Work instruction: Show every line in the entries below where the word "industry" appears.

Data listing:
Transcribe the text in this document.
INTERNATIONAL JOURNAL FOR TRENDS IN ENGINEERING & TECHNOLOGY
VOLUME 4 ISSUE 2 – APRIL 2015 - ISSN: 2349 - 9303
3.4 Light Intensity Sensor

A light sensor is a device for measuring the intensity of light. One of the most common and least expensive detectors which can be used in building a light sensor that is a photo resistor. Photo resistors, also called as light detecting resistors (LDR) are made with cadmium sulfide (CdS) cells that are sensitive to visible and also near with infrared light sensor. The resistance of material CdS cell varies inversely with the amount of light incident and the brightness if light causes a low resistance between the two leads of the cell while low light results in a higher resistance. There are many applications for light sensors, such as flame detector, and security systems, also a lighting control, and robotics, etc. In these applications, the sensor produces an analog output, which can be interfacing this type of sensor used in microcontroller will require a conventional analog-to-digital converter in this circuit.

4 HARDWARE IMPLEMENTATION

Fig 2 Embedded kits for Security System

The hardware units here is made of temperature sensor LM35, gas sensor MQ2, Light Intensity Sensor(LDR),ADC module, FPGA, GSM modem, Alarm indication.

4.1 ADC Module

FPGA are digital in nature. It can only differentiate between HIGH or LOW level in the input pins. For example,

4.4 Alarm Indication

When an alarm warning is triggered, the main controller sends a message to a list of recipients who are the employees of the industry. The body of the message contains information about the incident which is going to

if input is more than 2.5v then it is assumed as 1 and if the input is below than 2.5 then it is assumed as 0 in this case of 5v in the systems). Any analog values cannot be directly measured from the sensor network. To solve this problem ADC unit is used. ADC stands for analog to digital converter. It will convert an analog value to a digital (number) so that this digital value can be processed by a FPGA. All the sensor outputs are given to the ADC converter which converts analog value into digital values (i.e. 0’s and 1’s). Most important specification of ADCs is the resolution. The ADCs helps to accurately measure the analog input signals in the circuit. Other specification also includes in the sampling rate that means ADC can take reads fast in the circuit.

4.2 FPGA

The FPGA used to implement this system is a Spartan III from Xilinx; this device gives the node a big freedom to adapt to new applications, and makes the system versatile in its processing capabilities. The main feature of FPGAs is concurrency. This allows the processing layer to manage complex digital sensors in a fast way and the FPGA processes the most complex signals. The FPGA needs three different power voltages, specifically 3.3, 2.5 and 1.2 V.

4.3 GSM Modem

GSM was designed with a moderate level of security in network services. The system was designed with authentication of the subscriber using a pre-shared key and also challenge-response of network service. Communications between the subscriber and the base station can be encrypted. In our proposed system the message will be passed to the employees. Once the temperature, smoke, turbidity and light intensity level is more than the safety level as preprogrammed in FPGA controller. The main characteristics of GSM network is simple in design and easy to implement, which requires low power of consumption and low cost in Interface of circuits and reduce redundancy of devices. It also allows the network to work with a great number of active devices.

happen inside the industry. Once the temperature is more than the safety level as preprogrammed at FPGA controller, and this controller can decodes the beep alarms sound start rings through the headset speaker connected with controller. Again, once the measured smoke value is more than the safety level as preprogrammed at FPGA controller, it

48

Solution:
When an alarm warning is triggered, the main controller sends a message to a list of recipients who are the employees of the industry. The body of the message contains information about the incident which is going to
happen inside the industry. Once the temperature is more than the safety level as preprogrammed at FPGA controller, and this controller can decodes the beep alarms sound start rings through the headset speaker connected with controller. Again, once the measured smoke value is more than the safety level as preprogrammed at FPGA controller, it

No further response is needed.